**Задание:** Воспроизведите дословно фрагмент текста об образе Гекаты, начиная со слов «Этот пример особенно» и далее вплоть до слов «становясь замершей беременностью.».

**Выбранный текст:**

Взаимосвязь сексуальности и восприятия жуткого отображается многочисленными примерами из мифологии и инфернальной теологии. В работе Джеймса Джонса Фрезера «Идентификация ужаса» описан образ богини мрака Гекаты. «Еще в Древней Греции ее считали покровительницей тьмы, ночных кошмаров, мести, разврата и колдовства. Богиня имеет устрашающий облик, на ее голове вместо волос развеваются змеи. По ночам Геката устраивает ужасную, дикую охоту, свора ее гончих псов бежит среди могил и призраков. Гекате молятся отвергнутые влюбленные и убийцы. Она внушает, как готовить отвары для приворотов и яды. Но Геката имеет и другие облики: днем она предстает перед людьми как суровый судья, а утром – как олицетворение духовности и в этом облике Геката помогает философам и ученым, «выводит души» людей из Царства мертвых к свету и любви. Таким образом, Геката связывает два мира: живых и мертвых. Она и мрак, и свет одновременно».

Этот пример особенно заинтересовал меня, как попытка совместить противоречивость жизни и смерти, сексуальности и убийства. Образ змей, обрамляющих женскую голову, отражает как страх кастрации, так и страх отравления женской сущностью. Как будто помещение пениса во влагалище неминуемо приводит к его токсичности.
При этом будто совсем рядом в психическом пространстве располагаются более примитивный ужас физического уничтожения. И наряду со страхом кастрации, как проявлением более позднего страха, возникает ужас поглощения и уничтожения в материнской матке. Не зря самые сильные и смелые воители обращались в камень, встречаясь взглядом с Медузой Горгоной, становясь замершей беременностью.

Ужас как бессилие

Между ужасом и страхом пролегает огромная пропасть.

**Предоставленные пункты:**
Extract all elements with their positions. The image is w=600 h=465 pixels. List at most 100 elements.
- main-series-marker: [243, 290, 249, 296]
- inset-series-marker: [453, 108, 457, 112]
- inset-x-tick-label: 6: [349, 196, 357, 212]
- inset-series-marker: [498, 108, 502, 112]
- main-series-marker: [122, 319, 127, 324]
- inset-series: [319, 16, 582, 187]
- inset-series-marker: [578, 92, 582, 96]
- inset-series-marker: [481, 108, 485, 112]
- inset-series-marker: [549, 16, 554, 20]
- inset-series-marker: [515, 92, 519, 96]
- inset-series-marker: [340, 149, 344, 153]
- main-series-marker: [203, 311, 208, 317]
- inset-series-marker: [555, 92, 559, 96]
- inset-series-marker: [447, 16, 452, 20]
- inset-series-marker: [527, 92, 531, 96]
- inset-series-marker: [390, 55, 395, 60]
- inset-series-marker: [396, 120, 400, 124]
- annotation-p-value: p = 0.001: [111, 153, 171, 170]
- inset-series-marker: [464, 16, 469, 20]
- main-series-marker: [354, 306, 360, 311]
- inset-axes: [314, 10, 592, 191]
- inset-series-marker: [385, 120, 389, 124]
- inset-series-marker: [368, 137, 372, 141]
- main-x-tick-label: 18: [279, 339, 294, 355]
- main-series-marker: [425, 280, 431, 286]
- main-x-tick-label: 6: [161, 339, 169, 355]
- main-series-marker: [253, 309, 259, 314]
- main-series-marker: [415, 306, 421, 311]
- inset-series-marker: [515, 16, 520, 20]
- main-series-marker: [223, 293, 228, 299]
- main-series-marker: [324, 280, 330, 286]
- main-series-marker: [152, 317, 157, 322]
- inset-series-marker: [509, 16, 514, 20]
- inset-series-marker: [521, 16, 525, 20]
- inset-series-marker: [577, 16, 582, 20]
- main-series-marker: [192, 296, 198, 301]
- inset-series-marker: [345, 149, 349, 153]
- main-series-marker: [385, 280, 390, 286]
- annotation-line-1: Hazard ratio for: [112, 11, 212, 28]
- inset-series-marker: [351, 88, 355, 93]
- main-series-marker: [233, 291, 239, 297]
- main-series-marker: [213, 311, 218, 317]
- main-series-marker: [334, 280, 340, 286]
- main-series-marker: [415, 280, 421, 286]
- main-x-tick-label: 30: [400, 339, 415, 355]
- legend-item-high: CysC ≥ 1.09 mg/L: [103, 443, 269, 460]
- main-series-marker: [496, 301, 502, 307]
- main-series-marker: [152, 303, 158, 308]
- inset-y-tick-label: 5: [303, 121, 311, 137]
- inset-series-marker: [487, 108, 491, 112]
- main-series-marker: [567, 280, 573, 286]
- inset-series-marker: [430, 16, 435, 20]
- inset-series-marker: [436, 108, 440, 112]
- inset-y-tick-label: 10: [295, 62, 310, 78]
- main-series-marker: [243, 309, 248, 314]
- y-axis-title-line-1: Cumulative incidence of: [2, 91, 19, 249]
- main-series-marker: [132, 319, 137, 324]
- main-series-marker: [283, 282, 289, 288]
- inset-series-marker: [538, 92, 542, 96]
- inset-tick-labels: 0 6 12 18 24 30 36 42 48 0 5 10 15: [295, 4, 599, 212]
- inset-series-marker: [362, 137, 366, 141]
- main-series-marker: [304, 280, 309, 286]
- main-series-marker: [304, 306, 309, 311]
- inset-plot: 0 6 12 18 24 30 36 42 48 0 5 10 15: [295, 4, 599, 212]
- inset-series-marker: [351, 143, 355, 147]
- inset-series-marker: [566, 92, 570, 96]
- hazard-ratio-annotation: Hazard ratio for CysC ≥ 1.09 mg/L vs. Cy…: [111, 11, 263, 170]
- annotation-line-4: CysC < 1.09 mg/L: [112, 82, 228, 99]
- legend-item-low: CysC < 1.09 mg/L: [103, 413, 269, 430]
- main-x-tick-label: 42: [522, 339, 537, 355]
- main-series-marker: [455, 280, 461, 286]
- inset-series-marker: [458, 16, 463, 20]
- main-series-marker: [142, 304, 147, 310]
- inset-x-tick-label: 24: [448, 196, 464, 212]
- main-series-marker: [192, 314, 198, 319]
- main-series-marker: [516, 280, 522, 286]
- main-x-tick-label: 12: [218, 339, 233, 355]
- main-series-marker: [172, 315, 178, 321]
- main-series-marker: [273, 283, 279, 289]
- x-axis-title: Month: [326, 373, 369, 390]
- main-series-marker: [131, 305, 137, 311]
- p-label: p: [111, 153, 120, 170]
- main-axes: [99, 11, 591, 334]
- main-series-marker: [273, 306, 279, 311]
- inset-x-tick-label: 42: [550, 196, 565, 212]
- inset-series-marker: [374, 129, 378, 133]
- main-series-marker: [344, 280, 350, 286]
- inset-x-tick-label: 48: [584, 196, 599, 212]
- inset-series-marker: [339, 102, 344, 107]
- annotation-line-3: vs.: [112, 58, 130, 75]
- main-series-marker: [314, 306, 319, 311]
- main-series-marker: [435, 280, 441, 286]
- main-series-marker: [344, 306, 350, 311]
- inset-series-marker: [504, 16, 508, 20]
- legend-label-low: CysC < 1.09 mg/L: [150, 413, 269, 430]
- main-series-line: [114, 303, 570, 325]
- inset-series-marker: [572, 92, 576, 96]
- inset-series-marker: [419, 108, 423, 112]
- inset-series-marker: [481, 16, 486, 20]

**Решение:**
Этот пример особенно заинтересовал меня, как попытка совместить противоречивость жизни и смерти, сексуальности и убийства. Образ змей, обрамляющих женскую голову, отражает как страх кастрации, так и страх отравления женской сущностью. Как будто помещение пениса во влагалище неминуемо приводит к его токсичности.
При этом будто совсем рядом в психическом пространстве располагаются более примитивный ужас физического уничтожения. И наряду со страхом кастрации, как проявлением более позднего страха, возникает ужас поглощения и уничтожения в материнской матке. Не зря самые сильные и смелые воители обращались в камень, встречаясь взглядом с Медузой Горгоной, становясь замершей беременностью.